STATED TASK 1: Recast the entries in the stretch from the line containing "In the image" through the line containing "pixelated-text-drawing (365, 307, 425, 319)" as a Markdown table with the columns n and Line. Put one line in each row and leave out any blank lines.

EXCERPT PROVIDED:
....

Unchallenged employees are likelier to fall into boredom, and worse, complacency. Smarter and more experienced employees, in particular, may feel especially restless from the lack of mental stimulation.
Ensuring that people receive challenges that match their respective skill levels goes a long way in hedging against demotivation.
According to Daniel Pink, New York Times bestselling author of “Drive: The Surprising Truth About What Motivates Us,” autonomy is one of the three main determinants of intrinsic motivation.
If you want your employees to be continually self-motivated, then be sure that they each have enough personal autonomy. Micromanagement and too much rigidity can quickly deflate one’s motivation over time.
Pink recommends ensuring that people have autonomy at work in four key areas: tasks, time, team, and technique.
Even if people aren’t suffering from full-on job burnout, being on the path towards it is detrimental enough towards employee motivation.
When you’re overloaded with work, you have less time and energy to invest in each task since you’re spread so thin. Your priority tends to shift towards getting everything done reasonably well instead of striving for excellence. If it goes on for long enough, this mindset will keep chipping away at employee drive.
Worse, when paired with underappreciation, overwork makes for one of the biggest foes of self-motivation.
Whether it’s the monotony of the daily grind or tough times at work, we’re all hit by storms of hardship in the workplace from time to time. Those who come to work with a sense of purpose to what they do, though, are better able to weather the storm. Conversely, those who don’t see any meaningfulness to their work run out of motivation much faster.
Over time, purposelessness can even devolve into cynicism. Even if an employee came onto the job with boundless enthusiasm, factors like bureaucratic interference, micromanagement, and self-serving leadership do a lot to feed disillusionment as time goes by.
According to psychologist Scott Geller, one of the components of self-motivation is self-efficacy. It’s about whether you believe you have the time, knowledge, and training to overcome challenges at work and in life.
People perform better by leaps and bounds when they can play to strengths at work. If there’s a grave employee-task mismatch, self-efficacy decreases. It may even feed into cynicism if people feel like their potential is being wasted at work.

....

STATED TASK 2: Repeat the stretch of the excerpt on employee motivation from "People perform better" through "wasted at work.", swapping "strengths" for "talents".

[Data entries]
....

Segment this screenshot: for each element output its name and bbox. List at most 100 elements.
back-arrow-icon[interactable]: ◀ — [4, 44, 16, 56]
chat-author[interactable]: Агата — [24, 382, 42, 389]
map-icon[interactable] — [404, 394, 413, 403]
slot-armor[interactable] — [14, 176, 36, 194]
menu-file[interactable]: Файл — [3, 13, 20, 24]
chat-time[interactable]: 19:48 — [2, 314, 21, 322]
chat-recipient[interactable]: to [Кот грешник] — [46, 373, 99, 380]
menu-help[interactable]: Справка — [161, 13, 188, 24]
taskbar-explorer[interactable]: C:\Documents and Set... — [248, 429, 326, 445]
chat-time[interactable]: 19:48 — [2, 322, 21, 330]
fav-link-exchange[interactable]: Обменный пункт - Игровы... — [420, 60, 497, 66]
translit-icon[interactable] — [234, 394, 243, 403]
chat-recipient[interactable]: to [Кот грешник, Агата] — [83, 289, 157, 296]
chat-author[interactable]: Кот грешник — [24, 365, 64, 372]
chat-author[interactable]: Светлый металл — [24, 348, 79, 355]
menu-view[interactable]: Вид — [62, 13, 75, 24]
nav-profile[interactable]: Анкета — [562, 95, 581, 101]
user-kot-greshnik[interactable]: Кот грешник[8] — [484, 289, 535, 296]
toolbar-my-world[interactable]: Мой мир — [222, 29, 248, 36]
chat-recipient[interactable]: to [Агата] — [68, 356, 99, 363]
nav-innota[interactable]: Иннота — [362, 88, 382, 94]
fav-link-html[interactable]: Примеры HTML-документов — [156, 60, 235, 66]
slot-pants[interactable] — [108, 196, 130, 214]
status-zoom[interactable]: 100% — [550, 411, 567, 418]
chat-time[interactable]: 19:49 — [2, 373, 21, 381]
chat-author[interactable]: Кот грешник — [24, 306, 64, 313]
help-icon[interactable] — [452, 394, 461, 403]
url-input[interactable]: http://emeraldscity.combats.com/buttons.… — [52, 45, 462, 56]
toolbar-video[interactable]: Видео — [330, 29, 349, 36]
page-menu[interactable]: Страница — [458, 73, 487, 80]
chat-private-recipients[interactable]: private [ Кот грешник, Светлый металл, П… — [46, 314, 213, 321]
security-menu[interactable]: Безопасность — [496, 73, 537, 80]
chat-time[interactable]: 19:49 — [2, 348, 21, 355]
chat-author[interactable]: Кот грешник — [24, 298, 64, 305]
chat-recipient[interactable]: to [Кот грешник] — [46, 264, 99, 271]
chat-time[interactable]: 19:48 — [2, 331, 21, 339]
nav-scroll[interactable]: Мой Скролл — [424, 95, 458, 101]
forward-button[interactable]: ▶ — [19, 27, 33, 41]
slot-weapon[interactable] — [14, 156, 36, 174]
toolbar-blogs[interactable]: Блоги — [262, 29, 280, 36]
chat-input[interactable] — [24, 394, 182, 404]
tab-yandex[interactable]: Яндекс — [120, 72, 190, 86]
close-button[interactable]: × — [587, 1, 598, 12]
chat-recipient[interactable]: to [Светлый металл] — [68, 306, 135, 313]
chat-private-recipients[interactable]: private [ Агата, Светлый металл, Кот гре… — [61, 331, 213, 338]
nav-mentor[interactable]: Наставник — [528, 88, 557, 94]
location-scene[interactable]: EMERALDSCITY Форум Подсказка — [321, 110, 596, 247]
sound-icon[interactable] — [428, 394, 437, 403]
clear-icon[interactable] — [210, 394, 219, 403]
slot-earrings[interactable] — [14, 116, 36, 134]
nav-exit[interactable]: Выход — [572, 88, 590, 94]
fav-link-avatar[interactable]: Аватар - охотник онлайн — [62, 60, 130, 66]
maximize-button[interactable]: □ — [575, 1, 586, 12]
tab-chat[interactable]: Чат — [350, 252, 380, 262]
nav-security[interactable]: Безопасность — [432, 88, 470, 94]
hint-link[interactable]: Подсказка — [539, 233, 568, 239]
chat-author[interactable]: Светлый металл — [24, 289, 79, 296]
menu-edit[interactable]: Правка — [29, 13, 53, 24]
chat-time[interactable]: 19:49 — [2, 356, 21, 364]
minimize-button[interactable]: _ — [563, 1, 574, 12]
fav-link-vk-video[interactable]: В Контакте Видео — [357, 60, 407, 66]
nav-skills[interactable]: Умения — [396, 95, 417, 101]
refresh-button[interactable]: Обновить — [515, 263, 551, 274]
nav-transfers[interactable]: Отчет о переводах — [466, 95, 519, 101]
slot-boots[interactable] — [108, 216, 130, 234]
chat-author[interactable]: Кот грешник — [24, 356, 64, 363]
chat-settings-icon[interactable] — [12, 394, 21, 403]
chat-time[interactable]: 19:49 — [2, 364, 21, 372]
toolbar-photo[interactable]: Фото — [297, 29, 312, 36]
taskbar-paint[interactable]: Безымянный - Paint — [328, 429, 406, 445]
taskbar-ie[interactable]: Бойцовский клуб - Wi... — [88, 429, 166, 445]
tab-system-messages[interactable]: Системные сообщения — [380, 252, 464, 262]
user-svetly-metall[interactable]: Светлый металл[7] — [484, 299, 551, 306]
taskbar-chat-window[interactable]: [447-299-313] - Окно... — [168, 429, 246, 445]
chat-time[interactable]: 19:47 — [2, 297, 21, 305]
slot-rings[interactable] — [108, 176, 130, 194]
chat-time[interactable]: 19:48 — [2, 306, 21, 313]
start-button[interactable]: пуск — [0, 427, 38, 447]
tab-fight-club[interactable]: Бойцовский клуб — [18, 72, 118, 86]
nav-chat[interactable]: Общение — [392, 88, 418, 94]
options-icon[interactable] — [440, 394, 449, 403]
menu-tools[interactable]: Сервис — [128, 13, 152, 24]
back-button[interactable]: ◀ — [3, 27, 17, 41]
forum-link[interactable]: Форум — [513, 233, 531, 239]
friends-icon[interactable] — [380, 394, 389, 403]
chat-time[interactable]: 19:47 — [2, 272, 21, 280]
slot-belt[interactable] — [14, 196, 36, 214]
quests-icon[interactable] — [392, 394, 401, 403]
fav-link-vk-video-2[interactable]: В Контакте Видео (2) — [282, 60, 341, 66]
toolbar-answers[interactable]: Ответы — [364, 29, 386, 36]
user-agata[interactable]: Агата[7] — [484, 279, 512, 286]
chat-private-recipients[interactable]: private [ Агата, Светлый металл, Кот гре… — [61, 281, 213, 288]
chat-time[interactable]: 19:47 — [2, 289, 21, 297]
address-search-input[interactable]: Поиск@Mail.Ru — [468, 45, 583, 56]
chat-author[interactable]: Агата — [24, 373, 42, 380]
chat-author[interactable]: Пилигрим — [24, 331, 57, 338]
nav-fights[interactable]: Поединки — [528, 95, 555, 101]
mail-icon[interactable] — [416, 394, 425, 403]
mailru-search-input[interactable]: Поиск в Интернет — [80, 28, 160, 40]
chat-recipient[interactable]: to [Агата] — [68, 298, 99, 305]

....

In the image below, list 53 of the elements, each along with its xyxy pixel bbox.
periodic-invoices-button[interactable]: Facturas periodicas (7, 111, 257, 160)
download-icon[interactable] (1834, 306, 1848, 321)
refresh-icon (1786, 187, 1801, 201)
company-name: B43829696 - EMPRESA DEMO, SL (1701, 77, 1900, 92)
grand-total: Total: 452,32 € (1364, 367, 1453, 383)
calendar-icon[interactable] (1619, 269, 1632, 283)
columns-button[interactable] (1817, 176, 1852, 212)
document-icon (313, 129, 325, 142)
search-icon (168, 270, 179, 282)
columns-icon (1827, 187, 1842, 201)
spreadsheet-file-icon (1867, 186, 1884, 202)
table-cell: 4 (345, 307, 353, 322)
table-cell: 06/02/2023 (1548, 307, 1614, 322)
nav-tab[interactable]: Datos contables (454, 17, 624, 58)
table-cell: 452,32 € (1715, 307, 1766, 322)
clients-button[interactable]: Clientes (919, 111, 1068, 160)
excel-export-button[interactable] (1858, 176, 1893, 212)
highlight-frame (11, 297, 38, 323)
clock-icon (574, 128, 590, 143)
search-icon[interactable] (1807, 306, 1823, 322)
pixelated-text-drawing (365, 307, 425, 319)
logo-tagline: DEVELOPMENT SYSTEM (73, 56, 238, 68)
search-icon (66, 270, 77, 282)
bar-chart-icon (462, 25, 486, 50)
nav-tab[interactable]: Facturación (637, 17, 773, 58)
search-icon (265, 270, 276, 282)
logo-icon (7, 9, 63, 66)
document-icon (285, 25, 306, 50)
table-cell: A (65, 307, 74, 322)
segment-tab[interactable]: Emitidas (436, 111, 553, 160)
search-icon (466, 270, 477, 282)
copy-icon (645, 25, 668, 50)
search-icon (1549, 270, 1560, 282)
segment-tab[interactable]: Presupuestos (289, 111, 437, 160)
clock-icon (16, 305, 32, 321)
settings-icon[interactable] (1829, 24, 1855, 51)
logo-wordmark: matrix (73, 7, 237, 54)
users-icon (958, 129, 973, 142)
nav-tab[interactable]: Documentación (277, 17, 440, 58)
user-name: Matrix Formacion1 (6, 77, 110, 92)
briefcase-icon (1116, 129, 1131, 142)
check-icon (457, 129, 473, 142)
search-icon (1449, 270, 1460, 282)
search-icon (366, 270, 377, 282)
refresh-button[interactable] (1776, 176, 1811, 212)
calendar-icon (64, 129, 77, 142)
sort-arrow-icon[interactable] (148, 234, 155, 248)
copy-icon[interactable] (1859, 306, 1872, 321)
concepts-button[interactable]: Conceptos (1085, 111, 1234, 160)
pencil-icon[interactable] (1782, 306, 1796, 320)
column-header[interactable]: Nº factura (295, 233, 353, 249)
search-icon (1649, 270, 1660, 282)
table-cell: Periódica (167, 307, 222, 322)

....

FINISHED ANSWER 1:
| n | Line |
|---|---|
| 1 | In the image below, list 53 of the elements, each along with its xyxy pixel bbox. |
| 2 | periodic-invoices-button[interactable]: Facturas periodicas (7, 111, 257, 160) |
| 3 | download-icon[interactable] (1834, 306, 1848, 321) |
| 4 | refresh-icon (1786, 187, 1801, 201) |
| 5 | company-name: B43829696 - EMPRESA DEMO, SL (1701, 77, 1900, 92) |
| 6 | grand-total: Total: 452,32 € (1364, 367, 1453, 383) |
| 7 | calendar-icon[interactable] (1619, 269, 1632, 283) |
| 8 | columns-button[interactable] (1817, 176, 1852, 212) |
| 9 | document-icon (313, 129, 325, 142) |
| 10 | search-icon (168, 270, 179, 282) |
| 11 | columns-icon (1827, 187, 1842, 201) |
| 12 | spreadsheet-file-icon (1867, 186, 1884, 202) |
| 13 | table-cell: 4 (345, 307, 353, 322) |
| 14 | table-cell: 06/02/2023 (1548, 307, 1614, 322) |
| 15 | nav-tab[interactable]: Datos contables (454, 17, 624, 58) |
| 16 | table-cell: 452,32 € (1715, 307, 1766, 322) |
| 17 | clients-button[interactable]: Clientes (919, 111, 1068, 160) |
| 18 | excel-export-button[interactable] (1858, 176, 1893, 212) |
| 19 | highlight-frame (11, 297, 38, 323) |
| 20 | clock-icon (574, 128, 590, 143) |
| 21 | search-icon[interactable] (1807, 306, 1823, 322) |
| 22 | pixelated-text-drawing (365, 307, 425, 319) |

FINISHED ANSWER 2:
People perform better by leaps and bounds when they can play to talents at work. If there’s a grave employee-task mismatch, self-efficacy decreases. It may even feed into cynicism if people feel like their potential is being wasted at work.